# [TEXTAUSZUG]

┏━━

Daraus folgt, daß ein Radikal C₆H₅–Ċ(CH₃)₂ noch wesentlich stabiler als ein typisches tertiäres Radikal sein sollte, und das macht es zu einem guten und plausiblen Intermediat in der Reaktion. Wir können also vermuten, daß ein Schritt der Reaktion ungefähr so aussehen wird wie
C₆H₅–Ċ(CH₃)₂ + O₂ ⟶ C₆H₅–C(CH₃)₂OO⋅
und das dabei gebildete Peroxid-Radikal klaut sich beim nächsten Cumen-Molekül ein H, so daß dabei einerseits das Endprodukt Cumenhydroperoxid entsteht und andererseits wieder ein neues Cumen-Radikal, das mit einem neuen Sauerstoff-Molekül wieder die Reaktion oben eingehen kann:
C₆H₅–C(CH₃)₂OO⋅ + C₆H₅H(CH₃)₂ ⟶ C₆H₅–C(CH₃)₂OOH + C₆H₅–Ċ(CH₃)₂
Diese beiden Schritte konstituieren die Radikalkette; sie laufen immer wieder abwechselnd ab und erzeugen in jedem Cyclus ein neues Produktmolekül. Da ist also das Herz des Reaktionsmechanismus.
Es stellt sich aber noch die Frage, wie die Reaktion eigentlich beginnt, wie also die ersten Moleküle Cumen-Radikal überhaupt gebildet werden. Dazu muß irgendjemand einem Cumen-Molekül ein H wegreißen, und dieser Jemand muß ziemlich sicher selbst ein Radikal sein. Dabei gibt es zwei Möglichkeiten:
- Entweder fügt man einen Starter hinzu, das ist ein Molekül R–R mit einer schwachen Bindung in der Mitte, so daß das Molekül leicht in zwei Hälften zerbricht: R–R ⟶ R⋅ + ⋅R; jedes der beiden Radikale R⋅ greift dann ein Cumen-Molekül an und klaut ihm das H. Es entstehen also letztlich pro Starter-Molekül zwei Cumen-Radikale C₆H₅–Ċ(CH₃)₂, die dann die oben beschriebene Radikalkettenreaktion eingehen.
- Allerdings kann Sauerstoff O₂ selbst auch als Radikal wirken, weil es einen Triplett-Grundzustand (3Σg-) hat; in diesem Fall spricht man auch von Autoxidation. Dabei reagiert der Sauerstoff (mit mäßiger Effizienz) direkt mit dem Cumen zu einem Hydroperoxid-Radikal HOO⋅, und es entsteht wieder ein Cumen-Radikal, das anschließend die oben beschriebene Kettenreaktion eingeht
C₆H₅–CH(CH₃)₂ + O₂ ⟶ C₆H₅–Ċ(CH₃)₂ + HOO⋅
Die Kettenreaktion erzeugt immer aus einem Radikal C₆H₅–Ċ(CH₃)₂ ein neues Radikal C₆H₅–C(CH₃)₂OO⋅ und umgekehrt. Die absolute Konzentration an Radikalen ist dabei gering, aber mit etwas Pech stoßen auch mal diese beiden Radikale zusammen und reagieren glatt zu Dicumylperoxid:
C₆H₅–C(CH₃)₂OO⋅ + C₆H₅–Ċ(CH₃)₂ ⟶ C₆H₅–C(CH₃)₂–OO–C(CH₃)₂–C₆H₅
Dabei gehen die Radikale verloren, also bricht die Kette ab. Es gibt noch viele weitere mögliche Abbruchsreaktionen (sogar mit der Gefäßwand!), und eine andere liefert 1,1,2,2-Tetramethyl-1,2-diphenylethan; Du kannst Dir selber überlegen, wie das zustande kommen könnte.

┗━━

# [EINTRÄGE]
┏━━

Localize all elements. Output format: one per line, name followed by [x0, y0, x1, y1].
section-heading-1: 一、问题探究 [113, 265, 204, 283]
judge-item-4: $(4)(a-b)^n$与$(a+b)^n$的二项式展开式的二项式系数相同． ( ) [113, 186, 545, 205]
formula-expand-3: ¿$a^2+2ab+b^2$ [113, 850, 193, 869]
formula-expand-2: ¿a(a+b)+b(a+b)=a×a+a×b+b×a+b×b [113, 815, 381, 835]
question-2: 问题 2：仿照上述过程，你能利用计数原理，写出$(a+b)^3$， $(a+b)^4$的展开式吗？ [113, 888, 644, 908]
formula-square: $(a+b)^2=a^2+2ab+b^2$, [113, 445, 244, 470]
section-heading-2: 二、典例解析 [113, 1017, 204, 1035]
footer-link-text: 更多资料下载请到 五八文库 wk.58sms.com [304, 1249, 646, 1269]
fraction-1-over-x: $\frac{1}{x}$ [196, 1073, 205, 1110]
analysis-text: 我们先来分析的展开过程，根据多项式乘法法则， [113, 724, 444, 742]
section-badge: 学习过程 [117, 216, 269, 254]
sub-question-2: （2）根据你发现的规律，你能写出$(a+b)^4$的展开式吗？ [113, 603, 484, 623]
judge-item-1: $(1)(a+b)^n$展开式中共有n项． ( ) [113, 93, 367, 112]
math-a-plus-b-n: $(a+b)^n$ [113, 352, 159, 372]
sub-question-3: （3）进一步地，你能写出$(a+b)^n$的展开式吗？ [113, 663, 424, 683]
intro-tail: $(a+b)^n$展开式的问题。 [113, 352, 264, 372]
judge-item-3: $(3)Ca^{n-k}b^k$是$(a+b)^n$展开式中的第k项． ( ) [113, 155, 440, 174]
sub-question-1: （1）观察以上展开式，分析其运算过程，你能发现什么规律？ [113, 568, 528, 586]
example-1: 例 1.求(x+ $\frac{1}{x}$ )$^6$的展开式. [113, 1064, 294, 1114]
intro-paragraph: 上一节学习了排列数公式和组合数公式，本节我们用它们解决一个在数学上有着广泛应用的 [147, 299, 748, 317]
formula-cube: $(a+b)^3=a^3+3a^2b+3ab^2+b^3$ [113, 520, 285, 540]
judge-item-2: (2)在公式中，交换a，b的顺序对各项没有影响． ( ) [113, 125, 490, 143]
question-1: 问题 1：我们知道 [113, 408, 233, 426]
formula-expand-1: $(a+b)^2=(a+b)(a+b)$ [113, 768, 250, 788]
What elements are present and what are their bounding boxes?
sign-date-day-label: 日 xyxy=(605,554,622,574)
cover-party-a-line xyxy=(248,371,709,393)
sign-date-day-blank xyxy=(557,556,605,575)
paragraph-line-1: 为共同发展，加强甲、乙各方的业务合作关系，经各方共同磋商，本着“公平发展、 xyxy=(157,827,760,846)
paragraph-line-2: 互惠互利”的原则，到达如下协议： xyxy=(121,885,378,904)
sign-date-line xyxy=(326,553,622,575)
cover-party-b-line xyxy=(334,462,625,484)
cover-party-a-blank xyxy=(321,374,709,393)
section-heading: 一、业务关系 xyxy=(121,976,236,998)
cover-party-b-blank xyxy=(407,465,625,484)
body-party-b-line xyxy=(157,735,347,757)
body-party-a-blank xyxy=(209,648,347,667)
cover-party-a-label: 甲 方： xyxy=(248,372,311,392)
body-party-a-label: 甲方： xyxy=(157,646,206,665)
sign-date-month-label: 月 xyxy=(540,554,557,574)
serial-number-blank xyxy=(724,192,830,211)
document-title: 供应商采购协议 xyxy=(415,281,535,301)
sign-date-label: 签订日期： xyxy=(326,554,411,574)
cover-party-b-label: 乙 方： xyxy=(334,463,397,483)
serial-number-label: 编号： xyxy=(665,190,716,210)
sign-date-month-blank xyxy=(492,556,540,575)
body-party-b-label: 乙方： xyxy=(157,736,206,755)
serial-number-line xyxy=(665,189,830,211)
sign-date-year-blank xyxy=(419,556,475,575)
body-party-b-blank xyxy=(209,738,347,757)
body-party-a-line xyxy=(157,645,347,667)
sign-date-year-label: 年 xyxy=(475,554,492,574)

┗━━

# [AUFGABEN]
1/ Beantworte diese Fragen zum Textauszug:
(a) Welches Endprodukt entsteht, wenn das Peroxid-Radikal einem Cumen-Molekül ein H entreißt?
(b) Wie nennt man den Fall, in dem Sauerstoff selbst als Radikal wirkt?
(c) Wozu reagieren die beiden Radikale, wenn sie zusammenstoßen?
2/ Kopiere die Zeilen unter „Einträge“ wortgetreu: Beginne mit der ersten Zeile und höre nach der Zeile auf, die „568, 528, 586]“ enthält.
Die Zeilen haben mit dem Textauszug nichts zu tun.

# [SCHRIFTLICHE ANTWORTEN]
1/
(a) Cumenhydroperoxid
(b) Autoxidation
(c) Zu Dicumylperoxid

2/
Localize all elements. Output format: one per line, name followed by [x0, y0, x1, y1].
section-heading-1: 一、问题探究 [113, 265, 204, 283]
judge-item-4: $(4)(a-b)^n$与$(a+b)^n$的二项式展开式的二项式系数相同． ( ) [113, 186, 545, 205]
formula-expand-3: ¿$a^2+2ab+b^2$ [113, 850, 193, 869]
formula-expand-2: ¿a(a+b)+b(a+b)=a×a+a×b+b×a+b×b [113, 815, 381, 835]
question-2: 问题 2：仿照上述过程，你能利用计数原理，写出$(a+b)^3$， $(a+b)^4$的展开式吗？ [113, 888, 644, 908]
formula-square: $(a+b)^2=a^2+2ab+b^2$, [113, 445, 244, 470]
section-heading-2: 二、典例解析 [113, 1017, 204, 1035]
footer-link-text: 更多资料下载请到 五八文库 wk.58sms.com [304, 1249, 646, 1269]
fraction-1-over-x: $\frac{1}{x}$ [196, 1073, 205, 1110]
analysis-text: 我们先来分析的展开过程，根据多项式乘法法则， [113, 724, 444, 742]
section-badge: 学习过程 [117, 216, 269, 254]
sub-question-2: （2）根据你发现的规律，你能写出$(a+b)^4$的展开式吗？ [113, 603, 484, 623]
judge-item-1: $(1)(a+b)^n$展开式中共有n项． ( ) [113, 93, 367, 112]
math-a-plus-b-n: $(a+b)^n$ [113, 352, 159, 372]
sub-question-3: （3）进一步地，你能写出$(a+b)^n$的展开式吗？ [113, 663, 424, 683]
intro-tail: $(a+b)^n$展开式的问题。 [113, 352, 264, 372]
judge-item-3: $(3)Ca^{n-k}b^k$是$(a+b)^n$展开式中的第k项． ( ) [113, 155, 440, 174]
sub-question-1: （1）观察以上展开式，分析其运算过程，你能发现什么规律？ [113, 568, 528, 586]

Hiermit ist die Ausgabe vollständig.